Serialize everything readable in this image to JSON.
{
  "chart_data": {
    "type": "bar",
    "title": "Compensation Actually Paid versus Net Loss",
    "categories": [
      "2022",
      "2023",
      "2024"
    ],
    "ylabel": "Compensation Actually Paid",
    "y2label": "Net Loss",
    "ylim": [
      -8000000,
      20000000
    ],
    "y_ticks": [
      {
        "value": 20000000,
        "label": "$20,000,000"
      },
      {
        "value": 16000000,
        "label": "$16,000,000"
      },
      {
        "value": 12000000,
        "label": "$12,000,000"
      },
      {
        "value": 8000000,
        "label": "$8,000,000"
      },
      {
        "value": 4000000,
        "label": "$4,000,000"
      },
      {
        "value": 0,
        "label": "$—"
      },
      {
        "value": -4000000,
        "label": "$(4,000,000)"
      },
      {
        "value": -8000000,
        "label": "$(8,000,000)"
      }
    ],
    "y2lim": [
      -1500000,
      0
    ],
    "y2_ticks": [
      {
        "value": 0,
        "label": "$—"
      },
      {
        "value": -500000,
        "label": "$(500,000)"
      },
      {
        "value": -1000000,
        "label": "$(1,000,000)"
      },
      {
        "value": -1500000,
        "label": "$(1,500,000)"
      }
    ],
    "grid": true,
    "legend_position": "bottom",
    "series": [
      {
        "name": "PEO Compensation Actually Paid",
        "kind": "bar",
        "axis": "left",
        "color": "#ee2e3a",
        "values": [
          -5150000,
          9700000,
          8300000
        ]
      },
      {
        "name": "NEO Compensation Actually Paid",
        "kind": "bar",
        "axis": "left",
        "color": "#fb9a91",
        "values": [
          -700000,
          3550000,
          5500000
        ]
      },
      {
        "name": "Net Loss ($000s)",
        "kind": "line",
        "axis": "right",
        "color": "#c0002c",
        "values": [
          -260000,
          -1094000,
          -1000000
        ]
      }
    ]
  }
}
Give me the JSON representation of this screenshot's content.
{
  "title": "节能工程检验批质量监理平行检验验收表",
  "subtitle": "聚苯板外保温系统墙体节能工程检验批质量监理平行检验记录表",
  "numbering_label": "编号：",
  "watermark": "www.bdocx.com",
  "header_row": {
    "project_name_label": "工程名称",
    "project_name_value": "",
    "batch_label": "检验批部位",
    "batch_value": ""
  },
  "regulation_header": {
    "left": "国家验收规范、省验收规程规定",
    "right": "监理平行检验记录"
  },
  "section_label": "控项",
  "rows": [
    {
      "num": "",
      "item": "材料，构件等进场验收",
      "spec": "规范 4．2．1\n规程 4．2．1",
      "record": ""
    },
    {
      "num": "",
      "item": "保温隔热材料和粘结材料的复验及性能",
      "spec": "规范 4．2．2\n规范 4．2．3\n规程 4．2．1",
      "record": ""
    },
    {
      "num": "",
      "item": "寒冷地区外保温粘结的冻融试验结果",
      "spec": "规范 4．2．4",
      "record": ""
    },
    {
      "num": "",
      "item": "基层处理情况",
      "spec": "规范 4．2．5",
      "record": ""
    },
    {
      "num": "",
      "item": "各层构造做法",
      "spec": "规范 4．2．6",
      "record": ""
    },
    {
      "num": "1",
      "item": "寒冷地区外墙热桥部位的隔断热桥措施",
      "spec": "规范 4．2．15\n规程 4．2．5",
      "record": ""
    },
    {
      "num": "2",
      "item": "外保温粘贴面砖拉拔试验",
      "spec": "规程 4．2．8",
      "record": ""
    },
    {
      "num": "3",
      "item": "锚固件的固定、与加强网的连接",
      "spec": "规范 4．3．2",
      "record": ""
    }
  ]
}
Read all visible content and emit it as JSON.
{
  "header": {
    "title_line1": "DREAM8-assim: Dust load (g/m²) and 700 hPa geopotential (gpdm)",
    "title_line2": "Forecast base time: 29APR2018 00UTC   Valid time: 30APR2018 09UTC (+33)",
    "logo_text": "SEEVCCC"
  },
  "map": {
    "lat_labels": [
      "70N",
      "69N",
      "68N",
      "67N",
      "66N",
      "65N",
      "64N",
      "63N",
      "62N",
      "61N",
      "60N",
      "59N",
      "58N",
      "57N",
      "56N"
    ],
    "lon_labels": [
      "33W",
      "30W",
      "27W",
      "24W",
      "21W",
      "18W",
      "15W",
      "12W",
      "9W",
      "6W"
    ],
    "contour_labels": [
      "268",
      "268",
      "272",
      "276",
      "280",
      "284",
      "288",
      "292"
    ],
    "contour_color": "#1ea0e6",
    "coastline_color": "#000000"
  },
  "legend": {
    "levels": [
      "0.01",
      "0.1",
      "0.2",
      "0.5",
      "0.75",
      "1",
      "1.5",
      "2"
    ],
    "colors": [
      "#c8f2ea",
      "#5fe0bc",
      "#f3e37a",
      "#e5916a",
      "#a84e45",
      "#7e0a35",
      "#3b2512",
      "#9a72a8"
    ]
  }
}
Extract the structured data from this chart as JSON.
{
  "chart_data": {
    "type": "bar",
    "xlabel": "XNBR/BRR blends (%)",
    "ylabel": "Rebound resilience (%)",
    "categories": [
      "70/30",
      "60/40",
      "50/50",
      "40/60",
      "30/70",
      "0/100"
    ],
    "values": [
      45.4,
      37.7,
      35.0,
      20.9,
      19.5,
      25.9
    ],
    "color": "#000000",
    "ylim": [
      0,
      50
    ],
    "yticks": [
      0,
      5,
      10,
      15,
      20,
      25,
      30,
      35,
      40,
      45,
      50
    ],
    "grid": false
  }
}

• **CHALLENGE**
Please output the complete data exactly.

• **EXPECTED ANSWER**
Serialize everything readable in this image to JSON.
{
  "chart_data": {
    "type": "bar",
    "title": "Compensation Actually Paid versus Net Loss",
    "categories": [
      "2022",
      "2023",
      "2024"
    ],
    "ylabel": "Compensation Actually Paid",
    "y2label": "Net Loss",
    "ylim": [
      -8000000,
      20000000
    ],
    "y_ticks": [
      {
        "value": 20000000,
        "label": "$20,000,000"
      },
      {
        "value": 16000000,
        "label": "$16,000,000"
      },
      {
        "value": 12000000,
        "label": "$12,000,000"
      },
      {
        "value": 8000000,
        "label": "$8,000,000"
      },
      {
        "value": 4000000,
        "label": "$4,000,000"
      },
      {
        "value": 0,
        "label": "$—"
      },
      {
        "value": -4000000,
        "label": "$(4,000,000)"
      },
      {
        "value": -8000000,
        "label": "$(8,000,000)"
      }
    ],
    "y2lim": [
      -1500000,
      0
    ],
    "y2_ticks": [
      {
        "value": 0,
        "label": "$—"
      },
      {
        "value": -500000,
        "label": "$(500,000)"
      },
      {
        "value": -1000000,
        "label": "$(1,000,000)"
      },
      {
        "value": -1500000,
        "label": "$(1,500,000)"
      }
    ],
    "grid": true,
    "legend_position": "bottom",
    "series": [
      {
        "name": "PEO Compensation Actually Paid",
        "kind": "bar",
        "axis": "left",
        "color": "#ee2e3a",
        "values": [
          -5150000,
          9700000,
          8300000
        ]
      },
      {
        "name": "NEO Compensation Actually Paid",
        "kind": "bar",
        "axis": "left",
        "color": "#fb9a91",
        "values": [
          -700000,
          3550000,
          5500000
        ]
      },
      {
        "name": "Net Loss ($000s)",
        "kind": "line",
        "axis": "right",
        "color": "#c0002c",
        "values": [
          -260000,
          -1094000,
          -1000000
        ]
      }
    ]
  }
}
Give me the JSON representation of this screenshot's content.
{
  "title": "节能工程检验批质量监理平行检验验收表",
  "subtitle": "聚苯板外保温系统墙体节能工程检验批质量监理平行检验记录表",
  "numbering_label": "编号：",
  "watermark": "www.bdocx.com",
  "header_row": {
    "project_name_label": "工程名称",
    "project_name_value": "",
    "batch_label": "检验批部位",
    "batch_value": ""
  },
  "regulation_header": {
    "left": "国家验收规范、省验收规程规定",
    "right": "监理平行检验记录"
  },
  "section_label": "控项",
  "rows": [
    {
      "num": "",
      "item": "材料，构件等进场验收",
      "spec": "规范 4．2．1\n规程 4．2．1",
      "record": ""
    },
    {
      "num": "",
      "item": "保温隔热材料和粘结材料的复验及性能",
      "spec": "规范 4．2．2\n规范 4．2．3\n规程 4．2．1",
      "record": ""
    },
    {
      "num": "",
      "item": "寒冷地区外保温粘结的冻融试验结果",
      "spec": "规范 4．2．4",
      "record": ""
    },
    {
      "num": "",
      "item": "基层处理情况",
      "spec": "规范 4．2．5",
      "record": ""
    },
    {
      "num": "",
      "item": "各层构造做法",
      "spec": "规范 4．2．6",
      "record": ""
    },
    {
      "num": "1",
      "item": "寒冷地区外墙热桥部位的隔断热桥措施",
      "spec": "规范 4．2．15\n规程 4．2．5",
      "record": ""
    },
    {
      "num": "2",
      "item": "外保温粘贴面砖拉拔试验",
      "spec": "规程 4．2．8",
      "record": ""
    },
    {
      "num": "3",
      "item": "锚固件的固定、与加强网的连接",
      "spec": "规范 4．3．2",
      "record": ""
    }
  ]
}
Read all visible content and emit it as JSON.
{
  "header": {
    "title_line1": "DREAM8-assim: Dust load (g/m²) and 700 hPa geopotential (gpdm)",
    "title_line2": "Forecast base time: 29APR2018 00UTC   Valid time: 30APR2018 09UTC (+33)",
    "logo_text": "SEEVCCC"
  },
  "map": {
    "lat_labels": [
      "70N",
      "69N",
      "68N",
      "67N",
      "66N",
      "65N",
      "64N",
      "63N",
      "62N",
      "61N",
      "60N",
      "59N",
      "58N",
      "57N",
      "56N"
    ],
    "lon_labels": [
      "33W",
      "30W",
      "27W",
      "24W",
      "21W",
      "18W",
      "15W",
      "12W",
      "9W",
      "6W"
    ],
    "contour_labels": [
      "268",
      "268",
      "272",
      "276",
      "280",
      "284",
      "288",
      "292"
    ],
    "contour_color": "#1ea0e6",
    "coastline_color": "#000000"
  },
  "legend": {
    "levels": [
      "0.01",
      "0.1",
      "0.2",
      "0.5",
      "0.75",
      "1",
      "1.5",
      "2"
    ],
    "colors": [
      "#c8f2ea",
      "#5fe0bc",
      "#f3e37a",
      "#e5916a",
      "#a84e45",
      "#7e0a35",
      "#3b2512",
      "#9a72a8"
    ]
  }
}
Extract the structured data from this chart as JSON.
{
  "chart_data": {
    "type": "bar",
    "xlabel": "XNBR/BRR blends (%)",
    "ylabel": "Rebound resilience (%)",
    "categories": [
      "70/30",
      "60/40",
      "50/50",
      "40/60",
      "30/70",
      "0/100"
    ],
    "values": [
      45.4,
      37.7,
      35.0,
      20.9,
      19.5,
      25.9
    ],
    "color": "#000000",
    "ylim": [
      0,
      50
    ],
    "yticks": [
      0,
      5,
      10,
      15,
      20,
      25,
      30,
      35,
      40,
      45,
      50
    ],
    "grid": false
  }
}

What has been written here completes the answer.